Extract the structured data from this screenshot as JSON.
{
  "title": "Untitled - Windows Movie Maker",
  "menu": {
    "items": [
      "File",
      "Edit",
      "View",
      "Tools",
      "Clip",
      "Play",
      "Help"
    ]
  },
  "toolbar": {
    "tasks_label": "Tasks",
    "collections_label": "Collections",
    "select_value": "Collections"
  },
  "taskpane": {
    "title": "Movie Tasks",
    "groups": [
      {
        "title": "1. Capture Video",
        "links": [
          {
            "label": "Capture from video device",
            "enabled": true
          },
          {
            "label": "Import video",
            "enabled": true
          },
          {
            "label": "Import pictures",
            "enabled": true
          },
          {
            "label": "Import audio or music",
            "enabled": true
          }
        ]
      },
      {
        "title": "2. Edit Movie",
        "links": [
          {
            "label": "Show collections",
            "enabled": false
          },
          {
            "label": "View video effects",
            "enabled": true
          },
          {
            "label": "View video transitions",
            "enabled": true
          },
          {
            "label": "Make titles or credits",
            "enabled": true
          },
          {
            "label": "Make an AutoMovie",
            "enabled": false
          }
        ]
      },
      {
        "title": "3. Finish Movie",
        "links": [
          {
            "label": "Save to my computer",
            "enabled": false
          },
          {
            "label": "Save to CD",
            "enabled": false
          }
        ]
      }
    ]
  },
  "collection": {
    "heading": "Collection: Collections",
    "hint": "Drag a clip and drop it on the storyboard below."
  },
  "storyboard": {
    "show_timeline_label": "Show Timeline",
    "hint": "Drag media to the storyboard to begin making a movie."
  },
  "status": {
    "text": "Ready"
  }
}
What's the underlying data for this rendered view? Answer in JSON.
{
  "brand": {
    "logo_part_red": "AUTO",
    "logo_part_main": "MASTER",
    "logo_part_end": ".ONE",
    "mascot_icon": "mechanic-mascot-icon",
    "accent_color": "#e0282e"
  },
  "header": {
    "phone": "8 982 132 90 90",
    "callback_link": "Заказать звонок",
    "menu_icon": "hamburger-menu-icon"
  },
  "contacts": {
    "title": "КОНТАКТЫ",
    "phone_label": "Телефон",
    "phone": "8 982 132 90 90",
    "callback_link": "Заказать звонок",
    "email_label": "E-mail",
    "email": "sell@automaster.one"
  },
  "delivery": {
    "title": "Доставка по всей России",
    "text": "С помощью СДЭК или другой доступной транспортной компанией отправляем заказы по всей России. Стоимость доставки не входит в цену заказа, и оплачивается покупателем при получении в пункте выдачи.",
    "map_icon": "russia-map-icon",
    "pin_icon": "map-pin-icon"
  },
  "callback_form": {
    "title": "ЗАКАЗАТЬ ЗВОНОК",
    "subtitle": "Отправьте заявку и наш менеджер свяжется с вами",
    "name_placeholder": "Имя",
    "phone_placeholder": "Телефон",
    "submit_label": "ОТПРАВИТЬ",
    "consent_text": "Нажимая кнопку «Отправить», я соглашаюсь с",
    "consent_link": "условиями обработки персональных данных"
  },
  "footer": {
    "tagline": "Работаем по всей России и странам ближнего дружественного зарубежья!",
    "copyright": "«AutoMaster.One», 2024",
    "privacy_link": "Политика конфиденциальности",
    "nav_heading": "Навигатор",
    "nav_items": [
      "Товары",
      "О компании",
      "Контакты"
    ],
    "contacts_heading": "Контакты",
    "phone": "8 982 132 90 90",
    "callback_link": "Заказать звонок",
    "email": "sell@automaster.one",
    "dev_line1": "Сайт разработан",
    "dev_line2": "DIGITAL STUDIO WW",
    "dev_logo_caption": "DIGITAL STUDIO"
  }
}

[Stated exercise]:
Only lines with the word "data" should be collected from the material.

[Task output]:
Extract the structured data from this screenshot as JSON.
What's the underlying data for this rendered view? Answer in JSON.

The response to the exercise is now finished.